O QUE FAZER —
**a)** De acordo com a notícia sobre Irina Karamanos, quantas creches e pré-escolas públicas a Fundação Integra administra?
**b)** Diga se cada frase abaixo concorda com a notícia sobre Irina Karamanos, respondendo sim ou não e citando as palavras da notícia que decidem a resposta: (i) Irina Karamanos tem 32 anos. (ii) Karamanos vai deixar a presidência das seis fundações ao mesmo tempo. (iii) O anúncio foi feito numa terça-feira.
**c)** Continue a notícia sobre Irina Karamanos, começando logo depois da última frase dela.

TRECHO DO DOCUMENTO —
☆ ☆ ☆
Irina Karamanos afirma que
assumiu o posto com o objetivo de alterá-lo por dentro
Irina Karamanos,
companheira do presidente do Chile, Gabriel Boric, e
primeira-dama do país, anunciou nesta terça-feira, 4, que deixará a presidência
de uma das seis fundações que hoje estão sob seus cuidados, uma decisão que
marca o início de uma reformulação do posto. Karamanos, à frente da Direção
Sociocultural da Presidência do Chile, anunciou que, após uma mudança de
estatutos, “não será mais a primeira-dama quem preside o diretório” da Fundação
Integra, encarregada de administrar 1.200 creches e pré-escolas públicas ao
longo do Chile. “Este é o começo de um caminho que percorreremos gradativamente
com as cinco fundações restantes para aproximá-las institucionalmente dos
ministérios com os quais se vinculam tematicamente”, explicou. O passo dado nesta
terça “responde a uma inovação institucional, reflexo do compromisso com a
probidade e novas formas de fazer política”, destacou, por sua vez, o
presidente Gabriel Boric. A cientista social de 32 anos dividiu o feminino
chileno quando anunciou, em março, que apesar de sua negativa inicial,
assumiria o cargo de primeira-dama do Chile, com o “fim de reformulá-o de
dentro”.
☆ ☆ ☆
DADOS FORNECIDOS —
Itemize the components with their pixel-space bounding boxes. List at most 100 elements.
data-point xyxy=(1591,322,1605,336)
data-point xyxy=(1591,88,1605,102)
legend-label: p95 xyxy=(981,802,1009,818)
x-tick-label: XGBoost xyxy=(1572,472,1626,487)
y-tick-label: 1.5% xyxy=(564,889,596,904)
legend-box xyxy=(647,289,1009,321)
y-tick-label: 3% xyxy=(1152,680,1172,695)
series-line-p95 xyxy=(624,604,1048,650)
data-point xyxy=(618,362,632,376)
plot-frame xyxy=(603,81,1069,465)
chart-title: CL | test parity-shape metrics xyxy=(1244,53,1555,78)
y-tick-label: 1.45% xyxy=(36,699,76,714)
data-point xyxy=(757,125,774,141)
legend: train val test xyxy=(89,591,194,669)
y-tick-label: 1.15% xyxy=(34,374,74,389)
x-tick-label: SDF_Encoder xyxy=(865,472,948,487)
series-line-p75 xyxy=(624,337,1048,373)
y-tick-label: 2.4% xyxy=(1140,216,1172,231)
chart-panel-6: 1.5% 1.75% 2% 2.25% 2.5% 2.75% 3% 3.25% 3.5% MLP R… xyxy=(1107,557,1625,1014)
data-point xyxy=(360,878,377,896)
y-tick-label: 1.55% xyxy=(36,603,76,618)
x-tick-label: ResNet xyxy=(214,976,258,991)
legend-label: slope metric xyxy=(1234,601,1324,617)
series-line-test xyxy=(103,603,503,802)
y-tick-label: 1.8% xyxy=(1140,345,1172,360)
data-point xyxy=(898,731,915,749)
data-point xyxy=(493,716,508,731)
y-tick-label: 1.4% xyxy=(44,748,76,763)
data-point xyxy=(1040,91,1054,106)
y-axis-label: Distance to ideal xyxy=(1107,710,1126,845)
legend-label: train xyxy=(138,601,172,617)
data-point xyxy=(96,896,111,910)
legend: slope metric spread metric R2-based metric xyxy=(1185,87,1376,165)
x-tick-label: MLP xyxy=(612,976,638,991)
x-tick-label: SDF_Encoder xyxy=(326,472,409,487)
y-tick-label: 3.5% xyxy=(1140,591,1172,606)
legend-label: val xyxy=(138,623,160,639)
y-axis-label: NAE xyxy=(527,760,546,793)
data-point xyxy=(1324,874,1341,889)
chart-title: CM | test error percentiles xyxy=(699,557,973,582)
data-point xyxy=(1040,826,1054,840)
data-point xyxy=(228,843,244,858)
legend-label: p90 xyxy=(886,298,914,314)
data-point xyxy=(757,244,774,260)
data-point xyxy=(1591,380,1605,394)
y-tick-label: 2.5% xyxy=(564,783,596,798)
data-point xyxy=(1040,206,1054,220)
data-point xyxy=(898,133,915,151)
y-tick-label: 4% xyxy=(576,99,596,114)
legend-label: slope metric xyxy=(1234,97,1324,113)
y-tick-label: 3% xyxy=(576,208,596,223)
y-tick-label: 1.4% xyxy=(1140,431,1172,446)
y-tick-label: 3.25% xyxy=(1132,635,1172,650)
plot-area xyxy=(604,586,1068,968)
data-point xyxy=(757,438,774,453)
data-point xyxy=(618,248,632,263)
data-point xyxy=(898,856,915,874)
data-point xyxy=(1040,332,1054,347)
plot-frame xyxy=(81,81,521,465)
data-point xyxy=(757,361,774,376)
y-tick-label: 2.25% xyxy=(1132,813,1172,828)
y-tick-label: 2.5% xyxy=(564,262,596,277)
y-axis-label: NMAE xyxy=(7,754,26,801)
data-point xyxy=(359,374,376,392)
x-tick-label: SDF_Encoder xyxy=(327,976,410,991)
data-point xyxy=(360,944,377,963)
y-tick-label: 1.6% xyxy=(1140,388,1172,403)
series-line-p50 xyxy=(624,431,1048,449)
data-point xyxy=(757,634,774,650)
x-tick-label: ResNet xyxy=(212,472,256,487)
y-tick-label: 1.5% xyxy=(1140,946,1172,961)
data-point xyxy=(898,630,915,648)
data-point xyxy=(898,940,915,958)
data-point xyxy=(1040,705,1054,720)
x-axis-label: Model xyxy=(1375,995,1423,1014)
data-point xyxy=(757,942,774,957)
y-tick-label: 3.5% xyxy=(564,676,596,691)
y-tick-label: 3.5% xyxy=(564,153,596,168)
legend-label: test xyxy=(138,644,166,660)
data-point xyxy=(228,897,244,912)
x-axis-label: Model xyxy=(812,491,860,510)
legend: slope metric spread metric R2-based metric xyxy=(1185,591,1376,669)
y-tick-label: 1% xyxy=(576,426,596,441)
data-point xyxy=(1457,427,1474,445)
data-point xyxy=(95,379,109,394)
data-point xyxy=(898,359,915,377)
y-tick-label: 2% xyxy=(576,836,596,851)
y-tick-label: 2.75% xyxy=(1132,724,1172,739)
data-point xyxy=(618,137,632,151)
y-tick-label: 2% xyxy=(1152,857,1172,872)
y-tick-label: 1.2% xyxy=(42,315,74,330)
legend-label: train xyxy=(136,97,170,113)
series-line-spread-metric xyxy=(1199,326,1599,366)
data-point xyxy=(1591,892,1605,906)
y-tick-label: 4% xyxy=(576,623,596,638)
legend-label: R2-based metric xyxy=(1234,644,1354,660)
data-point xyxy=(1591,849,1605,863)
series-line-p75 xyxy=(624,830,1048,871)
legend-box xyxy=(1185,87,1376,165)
☆ ☆ ☆
RESPOSTAS —
**a)** A Fundação Integra administra 1.200 creches e pré-escolas públicas ao longo do Chile.

**b)**
(i) Sim: "A cientista social de 32 anos".
(ii) Não: "deixará a presidência de uma das seis fundações".
(iii) Sim: "anunciou nesta terça-feira, 4".

**c)**
Além de dirigir as seis fundações
sociais, Karamanos participa de atividades protocolares, entre elas acompanhar
o presidente Boric a uma visita recente aos Estados Unidos. A reformulação
completa do cargo será concretizada “até o fim do ano”. Paralelamente, “estarei
acompanhando o presidente em várias atividades protocolares em qualidade de seu
companheiro”, acrescentou. “Todas as atividades que tem como presidente das
fundações é o que vai deixar de fazer, mas ela continua e mantém exatamente
igual suas atividades como companheira do presidente”, explicou à AFP o
gabinete de imprensa de Karamanos. O cargo de primeira-dama não é regulamentado
no Chile. Tradicionalmente, não é remunerado, mas gerencia um orçamento
milionário e tem escritório no palácio presidencial de La Moneda. Companheira
de Boric desde 2019, de ascendência grega e alemã, Karamanos estudou na
Universidade de Heidelberg, na Alemanha, e integra a Frente Feminista do
partido governista, Convergência Social.